* BEGIN *

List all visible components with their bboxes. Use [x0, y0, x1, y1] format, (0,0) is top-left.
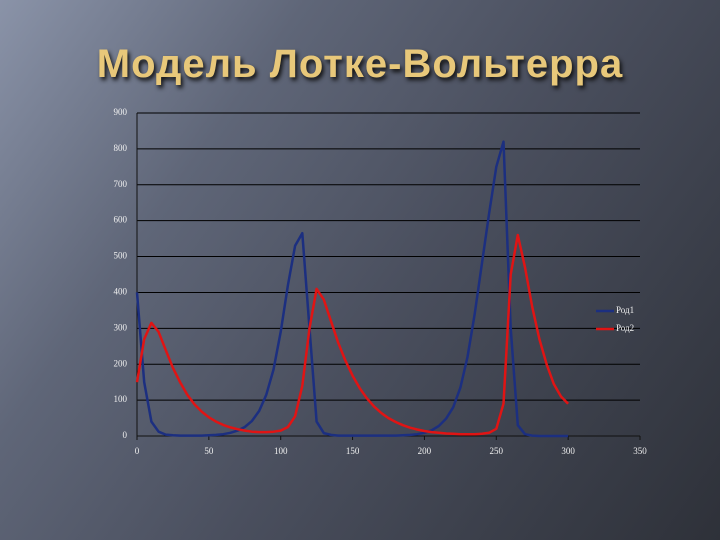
series-line	[135, 233, 569, 436]
x-tick-label: 150	[346, 446, 360, 456]
x-tick-label: 50	[204, 446, 214, 456]
y-tick-label: 700	[114, 179, 128, 189]
y-tick-label: 600	[114, 215, 128, 225]
y-tick-label: 300	[114, 322, 128, 332]
chart-title: Модель Лотке-Вольтерра	[96, 42, 624, 86]
series-line	[135, 140, 569, 438]
x-tick-label: 0	[135, 446, 140, 456]
x-tick-label: 200	[418, 446, 432, 456]
y-tick-label: 800	[114, 143, 128, 153]
x-tick-label: 250	[490, 446, 504, 456]
x-tick-label: 100	[274, 446, 288, 456]
y-tick-label: 500	[114, 251, 128, 261]
x-tick-label: 350	[633, 446, 647, 456]
y-tick-label: 100	[114, 394, 128, 404]
legend-label: Род1	[616, 305, 634, 315]
y-tick-label: 0	[123, 430, 128, 440]
legend-label: Род2	[616, 323, 634, 333]
y-tick-label: 900	[114, 107, 128, 117]
y-tick-label: 400	[114, 287, 128, 297]
y-tick-label: 200	[114, 358, 128, 368]
x-tick-label: 300	[561, 446, 575, 456]
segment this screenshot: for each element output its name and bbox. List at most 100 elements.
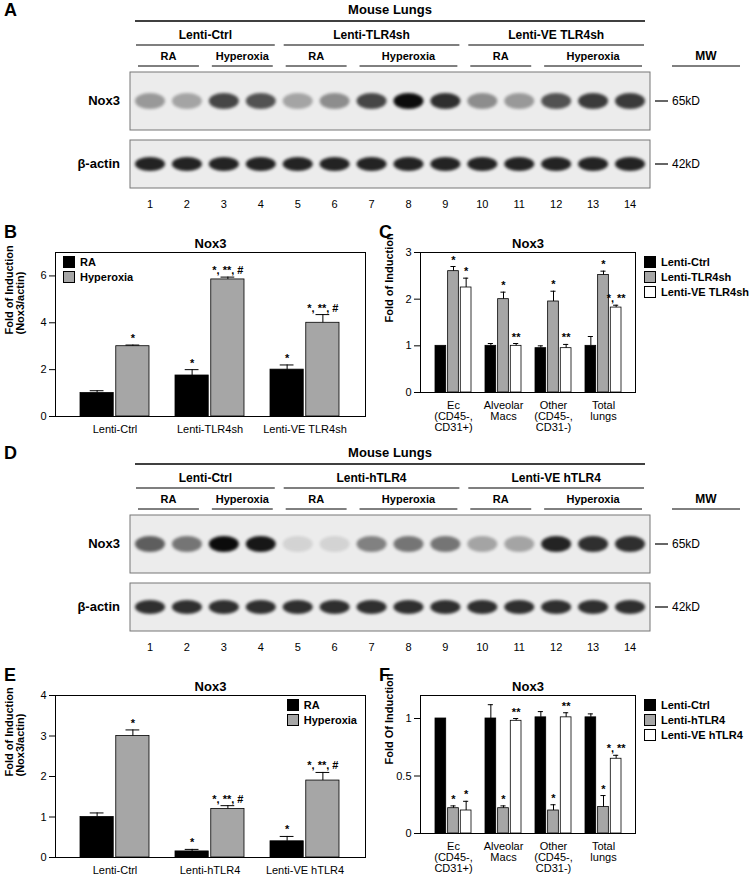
svg-text:Ec(CD45-,CD31+): Ec(CD45-,CD31+) xyxy=(434,399,473,433)
svg-text:11: 11 xyxy=(514,641,525,653)
svg-text:1: 1 xyxy=(405,712,411,724)
svg-text:*: * xyxy=(501,793,506,805)
svg-text:Hyperoxia: Hyperoxia xyxy=(216,50,270,62)
svg-text:Nox3: Nox3 xyxy=(512,679,544,694)
svg-text:*: * xyxy=(601,783,606,795)
svg-text:Other(CD45-,CD31-): Other(CD45-,CD31-) xyxy=(534,840,573,874)
svg-text:Fold Of Induction: Fold Of Induction xyxy=(383,673,395,764)
svg-text:**: ** xyxy=(512,706,521,718)
svg-text:RA: RA xyxy=(161,50,177,62)
svg-text:Nox3: Nox3 xyxy=(88,536,120,551)
svg-text:Hyperoxia: Hyperoxia xyxy=(566,50,620,62)
svg-text:42kD: 42kD xyxy=(672,600,700,614)
svg-text:Totallungs: Totallungs xyxy=(590,840,617,863)
svg-text:0: 0 xyxy=(405,386,411,398)
svg-text:4: 4 xyxy=(258,198,264,210)
svg-text:Mouse Lungs: Mouse Lungs xyxy=(348,445,432,460)
svg-text:10: 10 xyxy=(476,641,488,653)
svg-text:3: 3 xyxy=(221,198,227,210)
svg-text:13: 13 xyxy=(587,641,599,653)
svg-text:Lenti-hTLR4: Lenti-hTLR4 xyxy=(337,471,407,485)
svg-text:6: 6 xyxy=(332,641,338,653)
svg-text:8: 8 xyxy=(405,641,411,653)
svg-text:65kD: 65kD xyxy=(672,94,700,108)
svg-text:Lenti-VE TLR4sh: Lenti-VE TLR4sh xyxy=(263,423,347,435)
svg-text:*: * xyxy=(464,788,469,800)
svg-text:Nox3: Nox3 xyxy=(195,679,227,694)
svg-text:Lenti-TLR4sh: Lenti-TLR4sh xyxy=(177,423,243,435)
svg-text:*: * xyxy=(285,823,290,835)
svg-text:Hyperoxia: Hyperoxia xyxy=(216,493,270,505)
svg-text:2: 2 xyxy=(40,770,46,782)
svg-text:*: * xyxy=(551,278,556,290)
svg-text:*, **, #: *, **, # xyxy=(212,793,243,805)
svg-text:*: * xyxy=(501,279,506,291)
svg-text:MW: MW xyxy=(695,492,717,506)
svg-text:7: 7 xyxy=(368,198,374,210)
svg-text:*: * xyxy=(190,836,195,848)
svg-text:10: 10 xyxy=(476,198,488,210)
svg-text:0: 0 xyxy=(405,827,411,839)
svg-text:9: 9 xyxy=(442,641,448,653)
svg-text:Nox3: Nox3 xyxy=(195,236,227,251)
svg-text:2: 2 xyxy=(184,198,190,210)
svg-text:Hyperoxia: Hyperoxia xyxy=(382,50,436,62)
svg-text:3: 3 xyxy=(221,641,227,653)
svg-text:Mouse Lungs: Mouse Lungs xyxy=(348,2,432,17)
svg-text:MW: MW xyxy=(695,49,717,63)
svg-text:65kD: 65kD xyxy=(672,537,700,551)
svg-text:14: 14 xyxy=(624,641,636,653)
svg-text:8: 8 xyxy=(405,198,411,210)
svg-text:12: 12 xyxy=(550,198,562,210)
svg-text:*: * xyxy=(451,793,456,805)
svg-text:RA: RA xyxy=(308,493,324,505)
svg-text:Lenti-VE hTLR4: Lenti-VE hTLR4 xyxy=(511,471,601,485)
svg-text:4: 4 xyxy=(40,689,46,701)
svg-text:**: ** xyxy=(512,331,521,343)
svg-text:Lenti-Ctrl: Lenti-Ctrl xyxy=(93,864,138,876)
svg-text:6: 6 xyxy=(332,198,338,210)
svg-text:14: 14 xyxy=(624,198,636,210)
svg-text:1: 1 xyxy=(147,198,153,210)
svg-text:Ec(CD45-,CD31+): Ec(CD45-,CD31+) xyxy=(434,840,473,874)
svg-text:*: * xyxy=(551,792,556,804)
svg-text:6: 6 xyxy=(40,269,46,281)
svg-text:Nox3: Nox3 xyxy=(88,93,120,108)
svg-text:*, **, #: *, **, # xyxy=(307,302,338,314)
svg-text:1: 1 xyxy=(147,641,153,653)
svg-text:*, **, #: *, **, # xyxy=(212,264,243,276)
svg-text:4: 4 xyxy=(258,641,264,653)
svg-text:3: 3 xyxy=(40,730,46,742)
svg-text:5: 5 xyxy=(295,641,301,653)
svg-text:Lenti-Ctrl: Lenti-Ctrl xyxy=(93,423,138,435)
svg-text:AlveolarMacs: AlveolarMacs xyxy=(484,840,524,863)
svg-text:Lenti-hTLR4: Lenti-hTLR4 xyxy=(180,864,241,876)
svg-text:*: * xyxy=(464,265,469,277)
svg-text:Totallungs: Totallungs xyxy=(590,399,617,422)
svg-text:4: 4 xyxy=(40,316,46,328)
svg-text:*: * xyxy=(601,258,606,270)
svg-text:β-actin: β-actin xyxy=(77,156,120,171)
svg-text:Fold of Induction: Fold of Induction xyxy=(383,233,395,322)
svg-text:*: * xyxy=(131,717,136,729)
svg-text:RA: RA xyxy=(493,50,509,62)
svg-text:Fold of Induction(Nox3/actin): Fold of Induction(Nox3/actin) xyxy=(3,687,26,776)
svg-text:*: * xyxy=(131,332,136,344)
svg-text:**: ** xyxy=(562,700,571,712)
svg-text:Lenti-VE hTLR4: Lenti-VE hTLR4 xyxy=(266,864,344,876)
svg-text:RA: RA xyxy=(161,493,177,505)
svg-text:RA: RA xyxy=(493,493,509,505)
svg-text:1: 1 xyxy=(405,339,411,351)
svg-text:Nox3: Nox3 xyxy=(512,236,544,251)
svg-text:*, **: *, ** xyxy=(607,292,627,304)
svg-text:0.5: 0.5 xyxy=(396,770,411,782)
svg-text:Lenti-TLR4sh: Lenti-TLR4sh xyxy=(333,28,410,42)
svg-text:2: 2 xyxy=(40,363,46,375)
svg-text:12: 12 xyxy=(550,641,562,653)
svg-text:Hyperoxia: Hyperoxia xyxy=(382,493,436,505)
svg-text:3: 3 xyxy=(405,246,411,258)
svg-text:42kD: 42kD xyxy=(672,157,700,171)
svg-text:*, **: *, ** xyxy=(607,742,627,754)
svg-text:Lenti-Ctrl: Lenti-Ctrl xyxy=(179,471,232,485)
svg-text:0: 0 xyxy=(40,851,46,863)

* END *

#### [REQUEST]
Copy the lines word for word, from the line that contains "svg-text:Ec(CD45-,CD31+): Ec(CD45-,CD31+) xyxy=(434,399,473,433)" through the line that contains "svg-text:42kD: 42kD xyxy=(672,600,700,614)", with both of those lines included.

#### [IN RESPONSE]
svg-text:Ec(CD45-,CD31+): Ec(CD45-,CD31+) xyxy=(434,399,473,433)
svg-text:11: 11 xyxy=(514,641,525,653)
svg-text:1: 1 xyxy=(405,712,411,724)
svg-text:*: * xyxy=(501,793,506,805)
svg-text:Hyperoxia: Hyperoxia xyxy=(216,50,270,62)
svg-text:Nox3: Nox3 xyxy=(512,679,544,694)
svg-text:*: * xyxy=(601,783,606,795)
svg-text:Other(CD45-,CD31-): Other(CD45-,CD31-) xyxy=(534,840,573,874)
svg-text:Fold Of Induction: Fold Of Induction xyxy=(383,673,395,764)
svg-text:**: ** xyxy=(512,706,521,718)
svg-text:RA: RA xyxy=(161,50,177,62)
svg-text:Nox3: Nox3 xyxy=(88,536,120,551)
svg-text:Hyperoxia: Hyperoxia xyxy=(566,50,620,62)
svg-text:42kD: 42kD xyxy=(672,600,700,614)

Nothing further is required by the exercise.